▶ _AIM_
Find and copy every line in the records that includes the string "στόν".

(Data records)
────

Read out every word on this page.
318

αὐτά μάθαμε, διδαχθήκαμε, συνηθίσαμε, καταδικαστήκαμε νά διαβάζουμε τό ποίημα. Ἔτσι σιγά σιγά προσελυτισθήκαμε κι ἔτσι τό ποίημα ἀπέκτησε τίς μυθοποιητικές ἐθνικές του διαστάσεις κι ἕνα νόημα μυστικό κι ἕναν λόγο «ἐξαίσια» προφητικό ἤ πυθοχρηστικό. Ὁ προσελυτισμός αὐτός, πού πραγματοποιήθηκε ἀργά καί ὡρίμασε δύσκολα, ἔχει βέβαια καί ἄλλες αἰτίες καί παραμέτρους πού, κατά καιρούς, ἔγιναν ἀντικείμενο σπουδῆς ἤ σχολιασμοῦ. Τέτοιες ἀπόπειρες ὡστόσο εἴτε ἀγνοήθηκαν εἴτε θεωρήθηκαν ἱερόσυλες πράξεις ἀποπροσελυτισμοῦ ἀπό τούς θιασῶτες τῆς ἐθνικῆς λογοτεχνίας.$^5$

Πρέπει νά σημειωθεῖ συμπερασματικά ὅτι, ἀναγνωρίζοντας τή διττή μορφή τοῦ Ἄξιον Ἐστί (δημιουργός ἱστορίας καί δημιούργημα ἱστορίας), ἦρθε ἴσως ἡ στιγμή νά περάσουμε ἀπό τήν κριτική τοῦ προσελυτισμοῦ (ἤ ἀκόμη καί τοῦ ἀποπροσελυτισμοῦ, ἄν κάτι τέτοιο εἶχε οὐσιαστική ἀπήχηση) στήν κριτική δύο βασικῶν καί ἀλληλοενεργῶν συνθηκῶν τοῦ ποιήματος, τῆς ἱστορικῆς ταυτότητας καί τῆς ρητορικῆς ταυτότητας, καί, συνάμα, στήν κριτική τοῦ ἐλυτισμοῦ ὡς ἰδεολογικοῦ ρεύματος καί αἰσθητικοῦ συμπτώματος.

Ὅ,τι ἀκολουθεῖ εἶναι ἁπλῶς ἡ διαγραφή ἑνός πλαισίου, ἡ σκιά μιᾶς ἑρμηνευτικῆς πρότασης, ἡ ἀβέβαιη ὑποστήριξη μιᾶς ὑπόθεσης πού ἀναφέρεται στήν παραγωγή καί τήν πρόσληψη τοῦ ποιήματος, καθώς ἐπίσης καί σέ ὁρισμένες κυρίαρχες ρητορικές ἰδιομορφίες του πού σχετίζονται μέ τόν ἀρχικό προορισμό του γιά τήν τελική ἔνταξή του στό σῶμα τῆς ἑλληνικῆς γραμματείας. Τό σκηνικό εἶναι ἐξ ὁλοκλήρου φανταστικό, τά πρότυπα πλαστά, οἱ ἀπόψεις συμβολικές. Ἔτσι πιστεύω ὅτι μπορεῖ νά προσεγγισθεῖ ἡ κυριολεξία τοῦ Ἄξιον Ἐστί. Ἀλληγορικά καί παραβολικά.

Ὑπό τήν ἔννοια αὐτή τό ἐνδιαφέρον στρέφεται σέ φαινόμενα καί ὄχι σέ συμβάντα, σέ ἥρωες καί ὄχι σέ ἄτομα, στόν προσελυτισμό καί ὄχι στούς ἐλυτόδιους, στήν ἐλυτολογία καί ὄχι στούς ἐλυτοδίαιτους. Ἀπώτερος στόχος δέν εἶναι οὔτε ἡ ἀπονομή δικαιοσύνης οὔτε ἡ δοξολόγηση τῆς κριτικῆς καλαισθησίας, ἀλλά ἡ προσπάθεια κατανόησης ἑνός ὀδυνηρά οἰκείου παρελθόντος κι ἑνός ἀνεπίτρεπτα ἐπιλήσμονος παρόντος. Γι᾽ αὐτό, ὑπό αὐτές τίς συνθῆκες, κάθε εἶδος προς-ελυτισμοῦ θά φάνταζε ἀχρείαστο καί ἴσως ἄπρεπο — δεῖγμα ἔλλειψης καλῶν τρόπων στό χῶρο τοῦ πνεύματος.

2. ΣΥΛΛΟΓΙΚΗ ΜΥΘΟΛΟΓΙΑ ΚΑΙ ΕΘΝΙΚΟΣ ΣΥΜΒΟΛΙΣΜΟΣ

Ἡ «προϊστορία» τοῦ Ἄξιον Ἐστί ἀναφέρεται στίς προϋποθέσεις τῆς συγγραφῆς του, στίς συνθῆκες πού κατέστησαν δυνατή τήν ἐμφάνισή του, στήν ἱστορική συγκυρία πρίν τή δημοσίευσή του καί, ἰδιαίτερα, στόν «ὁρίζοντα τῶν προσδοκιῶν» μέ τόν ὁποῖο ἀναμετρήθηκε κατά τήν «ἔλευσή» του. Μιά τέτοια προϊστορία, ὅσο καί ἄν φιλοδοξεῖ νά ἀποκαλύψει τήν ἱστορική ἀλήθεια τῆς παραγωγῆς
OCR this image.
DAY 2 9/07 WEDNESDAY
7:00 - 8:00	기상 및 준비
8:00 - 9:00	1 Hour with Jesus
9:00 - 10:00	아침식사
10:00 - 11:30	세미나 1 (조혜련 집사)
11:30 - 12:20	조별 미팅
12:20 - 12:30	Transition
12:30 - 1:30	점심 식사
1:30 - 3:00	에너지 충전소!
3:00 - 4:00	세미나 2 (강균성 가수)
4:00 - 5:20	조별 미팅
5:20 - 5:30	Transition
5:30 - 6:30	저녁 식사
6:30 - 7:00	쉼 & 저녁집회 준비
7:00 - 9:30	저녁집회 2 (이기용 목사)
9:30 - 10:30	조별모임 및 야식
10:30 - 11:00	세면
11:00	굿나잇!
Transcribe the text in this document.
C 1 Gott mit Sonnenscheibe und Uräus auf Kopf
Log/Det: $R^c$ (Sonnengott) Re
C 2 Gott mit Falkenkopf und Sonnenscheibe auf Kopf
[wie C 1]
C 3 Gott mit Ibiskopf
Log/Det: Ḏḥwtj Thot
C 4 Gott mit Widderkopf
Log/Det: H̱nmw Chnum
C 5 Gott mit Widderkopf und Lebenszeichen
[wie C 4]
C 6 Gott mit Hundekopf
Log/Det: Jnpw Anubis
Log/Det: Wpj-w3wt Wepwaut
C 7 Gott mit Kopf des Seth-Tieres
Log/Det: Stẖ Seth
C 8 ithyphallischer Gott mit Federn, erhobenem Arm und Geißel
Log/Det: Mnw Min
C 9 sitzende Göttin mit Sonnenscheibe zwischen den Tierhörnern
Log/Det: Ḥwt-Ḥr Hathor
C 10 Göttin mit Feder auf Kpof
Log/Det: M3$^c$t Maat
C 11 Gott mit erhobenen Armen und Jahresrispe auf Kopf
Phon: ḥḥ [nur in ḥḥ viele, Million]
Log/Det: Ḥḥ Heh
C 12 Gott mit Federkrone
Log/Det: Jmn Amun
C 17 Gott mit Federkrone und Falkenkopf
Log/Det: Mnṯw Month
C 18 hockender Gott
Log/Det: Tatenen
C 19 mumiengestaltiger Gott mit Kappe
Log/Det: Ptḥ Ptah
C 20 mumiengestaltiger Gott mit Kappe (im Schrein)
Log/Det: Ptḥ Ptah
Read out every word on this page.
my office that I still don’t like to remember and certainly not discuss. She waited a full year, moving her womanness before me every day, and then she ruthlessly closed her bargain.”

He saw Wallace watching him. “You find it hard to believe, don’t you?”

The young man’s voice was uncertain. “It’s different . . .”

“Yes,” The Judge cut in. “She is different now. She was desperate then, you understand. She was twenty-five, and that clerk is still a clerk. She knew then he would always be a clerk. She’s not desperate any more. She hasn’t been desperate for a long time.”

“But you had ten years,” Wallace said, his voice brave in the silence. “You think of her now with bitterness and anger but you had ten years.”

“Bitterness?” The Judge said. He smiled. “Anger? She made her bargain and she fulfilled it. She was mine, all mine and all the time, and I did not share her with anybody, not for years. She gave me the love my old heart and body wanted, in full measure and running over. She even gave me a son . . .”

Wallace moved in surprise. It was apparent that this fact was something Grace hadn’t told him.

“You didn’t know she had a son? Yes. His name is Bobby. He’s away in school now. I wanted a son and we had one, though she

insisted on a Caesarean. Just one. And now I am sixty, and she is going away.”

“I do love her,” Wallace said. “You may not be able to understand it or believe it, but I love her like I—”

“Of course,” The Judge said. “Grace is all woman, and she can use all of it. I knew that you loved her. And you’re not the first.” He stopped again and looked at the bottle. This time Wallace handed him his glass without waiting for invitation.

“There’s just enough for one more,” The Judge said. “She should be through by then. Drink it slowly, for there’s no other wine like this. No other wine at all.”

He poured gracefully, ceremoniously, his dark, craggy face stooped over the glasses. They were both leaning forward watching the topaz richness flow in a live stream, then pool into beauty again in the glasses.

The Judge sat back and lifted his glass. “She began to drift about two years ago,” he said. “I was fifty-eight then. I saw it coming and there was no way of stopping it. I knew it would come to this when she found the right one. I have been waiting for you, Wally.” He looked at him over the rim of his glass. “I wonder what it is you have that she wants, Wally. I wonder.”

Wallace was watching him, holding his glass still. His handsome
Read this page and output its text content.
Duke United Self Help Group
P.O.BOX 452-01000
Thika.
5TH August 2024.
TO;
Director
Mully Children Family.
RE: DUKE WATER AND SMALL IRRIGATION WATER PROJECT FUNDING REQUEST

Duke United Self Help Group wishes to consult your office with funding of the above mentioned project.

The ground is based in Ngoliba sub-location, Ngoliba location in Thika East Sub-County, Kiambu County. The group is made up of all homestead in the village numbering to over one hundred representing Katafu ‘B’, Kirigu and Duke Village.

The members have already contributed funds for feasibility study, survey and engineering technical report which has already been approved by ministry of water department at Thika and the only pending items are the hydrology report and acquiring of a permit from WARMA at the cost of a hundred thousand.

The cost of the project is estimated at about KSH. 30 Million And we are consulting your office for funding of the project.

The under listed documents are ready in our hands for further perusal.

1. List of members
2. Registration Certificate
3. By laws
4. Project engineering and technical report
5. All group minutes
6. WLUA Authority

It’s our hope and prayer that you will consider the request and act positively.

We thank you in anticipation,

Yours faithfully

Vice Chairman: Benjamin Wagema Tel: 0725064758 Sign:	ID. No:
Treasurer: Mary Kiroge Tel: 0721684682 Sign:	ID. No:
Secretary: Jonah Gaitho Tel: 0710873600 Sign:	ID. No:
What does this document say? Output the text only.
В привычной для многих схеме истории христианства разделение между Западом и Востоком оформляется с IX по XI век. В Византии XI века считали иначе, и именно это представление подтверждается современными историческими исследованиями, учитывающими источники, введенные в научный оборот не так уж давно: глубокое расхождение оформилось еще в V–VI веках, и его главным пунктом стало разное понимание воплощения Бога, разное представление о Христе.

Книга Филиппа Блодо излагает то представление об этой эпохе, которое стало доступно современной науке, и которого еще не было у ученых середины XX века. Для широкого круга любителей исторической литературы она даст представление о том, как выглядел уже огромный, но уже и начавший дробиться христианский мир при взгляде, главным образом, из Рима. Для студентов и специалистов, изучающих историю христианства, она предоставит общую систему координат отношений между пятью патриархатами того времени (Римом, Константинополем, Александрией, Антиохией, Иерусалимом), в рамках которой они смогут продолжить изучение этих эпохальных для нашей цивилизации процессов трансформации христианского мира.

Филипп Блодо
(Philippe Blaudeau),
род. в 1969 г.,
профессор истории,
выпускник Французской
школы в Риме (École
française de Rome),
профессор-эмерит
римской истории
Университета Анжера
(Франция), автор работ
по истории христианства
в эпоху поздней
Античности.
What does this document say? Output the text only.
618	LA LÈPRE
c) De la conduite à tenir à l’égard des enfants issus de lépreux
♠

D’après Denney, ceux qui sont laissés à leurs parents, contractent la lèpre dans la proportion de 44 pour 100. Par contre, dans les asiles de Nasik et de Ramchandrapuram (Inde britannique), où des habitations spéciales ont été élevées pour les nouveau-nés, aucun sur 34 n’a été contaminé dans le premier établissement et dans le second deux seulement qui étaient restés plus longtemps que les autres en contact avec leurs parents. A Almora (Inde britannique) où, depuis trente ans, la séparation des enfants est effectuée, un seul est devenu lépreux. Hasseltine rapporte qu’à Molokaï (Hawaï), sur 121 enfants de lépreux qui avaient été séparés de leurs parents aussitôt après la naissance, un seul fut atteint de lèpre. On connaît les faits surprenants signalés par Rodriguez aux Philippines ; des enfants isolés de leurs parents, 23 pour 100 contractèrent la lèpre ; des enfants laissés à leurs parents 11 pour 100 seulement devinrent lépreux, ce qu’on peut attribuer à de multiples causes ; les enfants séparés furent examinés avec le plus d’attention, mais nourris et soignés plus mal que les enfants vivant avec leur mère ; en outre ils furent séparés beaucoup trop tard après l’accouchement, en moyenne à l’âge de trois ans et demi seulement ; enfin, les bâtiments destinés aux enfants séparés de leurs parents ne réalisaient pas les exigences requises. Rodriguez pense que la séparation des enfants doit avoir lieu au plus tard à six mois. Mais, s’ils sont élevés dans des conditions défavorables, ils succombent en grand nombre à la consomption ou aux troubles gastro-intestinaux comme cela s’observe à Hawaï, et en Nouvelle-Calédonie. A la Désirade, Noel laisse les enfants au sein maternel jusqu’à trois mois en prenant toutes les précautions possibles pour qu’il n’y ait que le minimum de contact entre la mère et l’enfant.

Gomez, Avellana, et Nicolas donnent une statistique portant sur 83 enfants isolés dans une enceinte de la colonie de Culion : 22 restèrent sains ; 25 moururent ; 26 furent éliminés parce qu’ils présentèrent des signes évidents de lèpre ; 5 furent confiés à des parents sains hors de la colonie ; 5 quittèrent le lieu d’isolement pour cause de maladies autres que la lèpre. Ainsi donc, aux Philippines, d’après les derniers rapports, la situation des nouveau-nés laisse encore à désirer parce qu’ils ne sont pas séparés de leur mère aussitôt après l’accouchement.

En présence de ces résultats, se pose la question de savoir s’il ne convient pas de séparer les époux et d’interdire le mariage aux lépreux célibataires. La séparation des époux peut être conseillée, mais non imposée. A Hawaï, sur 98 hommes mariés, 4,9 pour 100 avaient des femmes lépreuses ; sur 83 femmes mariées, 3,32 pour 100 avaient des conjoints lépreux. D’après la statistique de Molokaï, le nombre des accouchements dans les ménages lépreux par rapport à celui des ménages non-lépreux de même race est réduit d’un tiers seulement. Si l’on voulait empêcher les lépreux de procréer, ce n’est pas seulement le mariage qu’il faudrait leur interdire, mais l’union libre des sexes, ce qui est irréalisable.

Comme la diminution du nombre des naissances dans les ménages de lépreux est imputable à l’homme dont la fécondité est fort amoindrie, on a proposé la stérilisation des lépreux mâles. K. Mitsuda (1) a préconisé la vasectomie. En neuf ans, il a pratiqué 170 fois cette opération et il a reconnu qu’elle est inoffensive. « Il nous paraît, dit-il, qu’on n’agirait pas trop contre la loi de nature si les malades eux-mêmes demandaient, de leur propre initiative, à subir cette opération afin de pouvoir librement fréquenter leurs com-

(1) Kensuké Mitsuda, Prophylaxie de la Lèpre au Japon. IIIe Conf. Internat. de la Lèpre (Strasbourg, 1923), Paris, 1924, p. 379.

────

▶ _COMPLETED EXERCISE_
Ὑπό τήν ἔννοια αὐτή τό ἐνδιαφέρον στρέφεται σέ φαινόμενα καί ὄχι σέ συμβάντα, σέ ἥρωες καί ὄχι σέ ἄτομα, στόν προσελυτισμό καί ὄχι στούς ἐλυτόδιους, στήν ἐλυτολογία καί ὄχι στούς ἐλυτοδίαιτους. Ἀπώτερος στόχος δέν εἶναι οὔτε ἡ ἀπονομή δικαιοσύνης οὔτε ἡ δοξολόγηση τῆς κριτικῆς καλαισθησίας, ἀλλά ἡ προσπάθεια κατανόησης ἑνός ὀδυνηρά οἰκείου παρελθόντος κι ἑνός ἀνεπίτρεπτα ἐπιλήσμονος παρόντος. Γι᾽ αὐτό, ὑπό αὐτές τίς συνθῆκες, κάθε εἶδος προς-ελυτισμοῦ θά φάνταζε ἀχρείαστο καί ἴσως ἄπρεπο — δεῖγμα ἔλλειψης καλῶν τρόπων στό χῶρο τοῦ πνεύματος.
Ἡ «προϊστορία» τοῦ Ἄξιον Ἐστί ἀναφέρεται στίς προϋποθέσεις τῆς συγγραφῆς του, στίς συνθῆκες πού κατέστησαν δυνατή τήν ἐμφάνισή του, στήν ἱστορική συγκυρία πρίν τή δημοσίευσή του καί, ἰδιαίτερα, στόν «ὁρίζοντα τῶν προσδοκιῶν» μέ τόν ὁποῖο ἀναμετρήθηκε κατά τήν «ἔλευσή» του. Μιά τέτοια προϊστορία, ὅσο καί ἄν φιλοδοξεῖ νά ἀποκαλύψει τήν ἱστορική ἀλήθεια τῆς παραγωγῆς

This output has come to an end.